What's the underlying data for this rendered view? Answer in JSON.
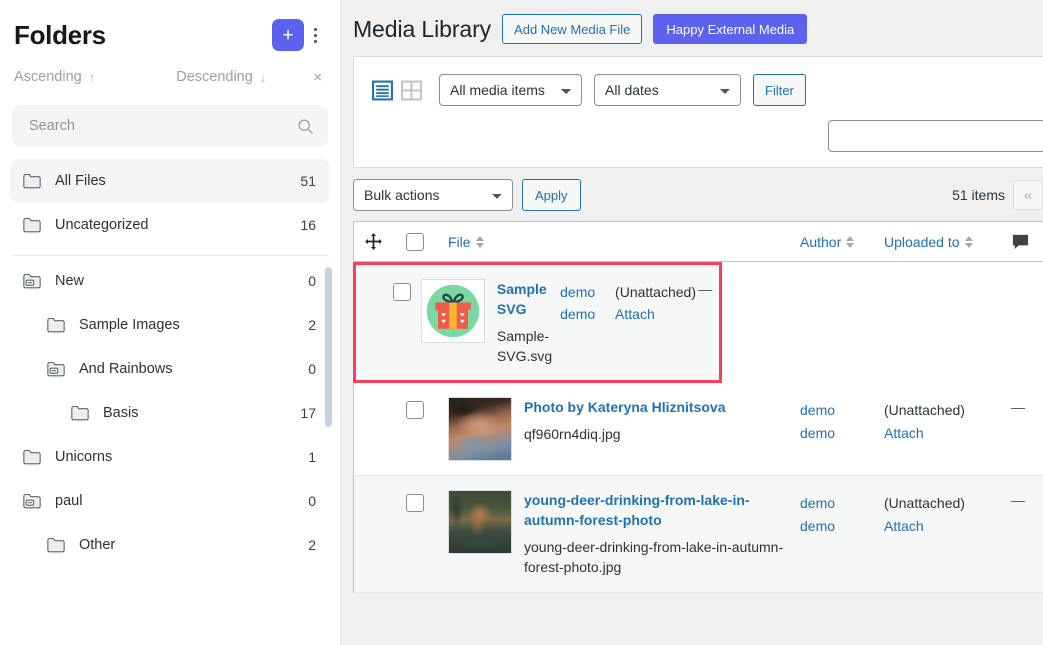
{
  "sidebar": {
    "title": "Folders",
    "add_label": "+",
    "menu_icon": "kebab-menu-icon",
    "sort": {
      "ascending_label": "Ascending",
      "ascending_arrow": "↑",
      "descending_label": "Descending",
      "descending_arrow": "↓",
      "clear_label": "×"
    },
    "search": {
      "placeholder": "Search",
      "value": ""
    },
    "top_folders": [
      {
        "name": "All Files",
        "count": "51",
        "icon": "folder-icon",
        "active": true
      },
      {
        "name": "Uncategorized",
        "count": "16",
        "icon": "folder-icon",
        "active": false
      }
    ],
    "tree": [
      {
        "name": "New",
        "count": "0",
        "icon": "folder-open-icon",
        "indent": 0
      },
      {
        "name": "Sample Images",
        "count": "2",
        "icon": "folder-icon",
        "indent": 1
      },
      {
        "name": "And Rainbows",
        "count": "0",
        "icon": "folder-open-icon",
        "indent": 1
      },
      {
        "name": "Basis",
        "count": "17",
        "icon": "folder-icon",
        "indent": 2
      },
      {
        "name": "Unicorns",
        "count": "1",
        "icon": "folder-icon",
        "indent": 0
      },
      {
        "name": "paul",
        "count": "0",
        "icon": "folder-open-icon",
        "indent": 0
      },
      {
        "name": "Other",
        "count": "2",
        "icon": "folder-icon",
        "indent": 1
      }
    ]
  },
  "header": {
    "title": "Media Library",
    "add_new_label": "Add New Media File",
    "external_media_label": "Happy External Media"
  },
  "toolbar": {
    "list_view_icon": "list-view-icon",
    "grid_view_icon": "grid-view-icon",
    "media_filter": {
      "selected": "All media items"
    },
    "date_filter": {
      "selected": "All dates"
    },
    "filter_label": "Filter",
    "search_value": "",
    "search_placeholder": ""
  },
  "bulk": {
    "action_selected": "Bulk actions",
    "apply_label": "Apply",
    "items_count": "51 items",
    "prev_page_label": "«"
  },
  "table": {
    "columns": {
      "move_icon": "move-handle-icon",
      "select_all": "select-all-checkbox",
      "file": "File",
      "author": "Author",
      "uploaded_to": "Uploaded to",
      "comment_icon": "comment-bubble-icon"
    },
    "rows": [
      {
        "title": "Sample SVG",
        "filename": "Sample-SVG.svg",
        "thumb": "gift-box-thumbnail",
        "author": "demo",
        "author_2": "demo",
        "uploaded_to": "(Unattached)",
        "attach_label": "Attach",
        "comments": "—",
        "highlighted": true,
        "shaded": true
      },
      {
        "title": "Photo by Kateryna Hliznitsova",
        "filename": "qf960rn4diq.jpg",
        "thumb": "person-photo-thumbnail",
        "author": "demo",
        "author_2": "demo",
        "uploaded_to": "(Unattached)",
        "attach_label": "Attach",
        "comments": "—",
        "highlighted": false,
        "shaded": false
      },
      {
        "title": "young-deer-drinking-from-lake-in-autumn-forest-photo",
        "filename": "young-deer-drinking-from-lake-in-autumn-forest-photo.jpg",
        "thumb": "deer-photo-thumbnail",
        "author": "demo",
        "author_2": "demo",
        "uploaded_to": "(Unattached)",
        "attach_label": "Attach",
        "comments": "—",
        "highlighted": false,
        "shaded": true
      }
    ]
  },
  "colors": {
    "brand_purple": "#5c62ee",
    "wp_blue": "#2271b1",
    "highlight_pink": "#f43f5e",
    "row_shade": "#f6f7f7",
    "page_bg": "#f0f0f1"
  }
}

--------

=== Problem ===
Reproduce every line of the material precisely, omitting its pictures.

=== Response to this exercise ===
What's the underlying data for this rendered view? Answer in JSON.
{
  "sidebar": {
    "title": "Folders",
    "add_label": "+",
    "menu_icon": "kebab-menu-icon",
    "sort": {
      "ascending_label": "Ascending",
      "ascending_arrow": "↑",
      "descending_label": "Descending",
      "descending_arrow": "↓",
      "clear_label": "×"
    },
    "search": {
      "placeholder": "Search",
      "value": ""
    },
    "top_folders": [
      {
        "name": "All Files",
        "count": "51",
        "icon": "folder-icon",
        "active": true
      },
      {
        "name": "Uncategorized",
        "count": "16",
        "icon": "folder-icon",
        "active": false
      }
    ],
    "tree": [
      {
        "name": "New",
        "count": "0",
        "icon": "folder-open-icon",
        "indent": 0
      },
      {
        "name": "Sample Images",
        "count": "2",
        "icon": "folder-icon",
        "indent": 1
      },
      {
        "name": "And Rainbows",
        "count": "0",
        "icon": "folder-open-icon",
        "indent": 1
      },
      {
        "name": "Basis",
        "count": "17",
        "icon": "folder-icon",
        "indent": 2
      },
      {
        "name": "Unicorns",
        "count": "1",
        "icon": "folder-icon",
        "indent": 0
      },
      {
        "name": "paul",
        "count": "0",
        "icon": "folder-open-icon",
        "indent": 0
      },
      {
        "name": "Other",
        "count": "2",
        "icon": "folder-icon",
        "indent": 1
      }
    ]
  },
  "header": {
    "title": "Media Library",
    "add_new_label": "Add New Media File",
    "external_media_label": "Happy External Media"
  },
  "toolbar": {
    "list_view_icon": "list-view-icon",
    "grid_view_icon": "grid-view-icon",
    "media_filter": {
      "selected": "All media items"
    },
    "date_filter": {
      "selected": "All dates"
    },
    "filter_label": "Filter",
    "search_value": "",
    "search_placeholder": ""
  },
  "bulk": {
    "action_selected": "Bulk actions",
    "apply_label": "Apply",
    "items_count": "51 items",
    "prev_page_label": "«"
  },
  "table": {
    "columns": {
      "move_icon": "move-handle-icon",
      "select_all": "select-all-checkbox",
      "file": "File",
      "author": "Author",
      "uploaded_to": "Uploaded to",
      "comment_icon": "comment-bubble-icon"
    },
    "rows": [
      {
        "title": "Sample SVG",
        "filename": "Sample-SVG.svg",
        "thumb": "gift-box-thumbnail",
        "author": "demo",
        "author_2": "demo",
        "uploaded_to": "(Unattached)",
        "attach_label": "Attach",
        "comments": "—",
        "highlighted": true,
        "shaded": true
      },
      {
        "title": "Photo by Kateryna Hliznitsova",
        "filename": "qf960rn4diq.jpg",
        "thumb": "person-photo-thumbnail",
        "author": "demo",
        "author_2": "demo",
        "uploaded_to": "(Unattached)",
        "attach_label": "Attach",
        "comments": "—",
        "highlighted": false,
        "shaded": false
      },
      {
        "title": "young-deer-drinking-from-lake-in-autumn-forest-photo",
        "filename": "young-deer-drinking-from-lake-in-autumn-forest-photo.jpg",
        "thumb": "deer-photo-thumbnail",
        "author": "demo",
        "author_2": "demo",
        "uploaded_to": "(Unattached)",
        "attach_label": "Attach",
        "comments": "—",
        "highlighted": false,
        "shaded": true
      }
    ]
  },
  "colors": {
    "brand_purple": "#5c62ee",
    "wp_blue": "#2271b1",
    "highlight_pink": "#f43f5e",
    "row_shade": "#f6f7f7",
    "page_bg": "#f0f0f1"
  }
}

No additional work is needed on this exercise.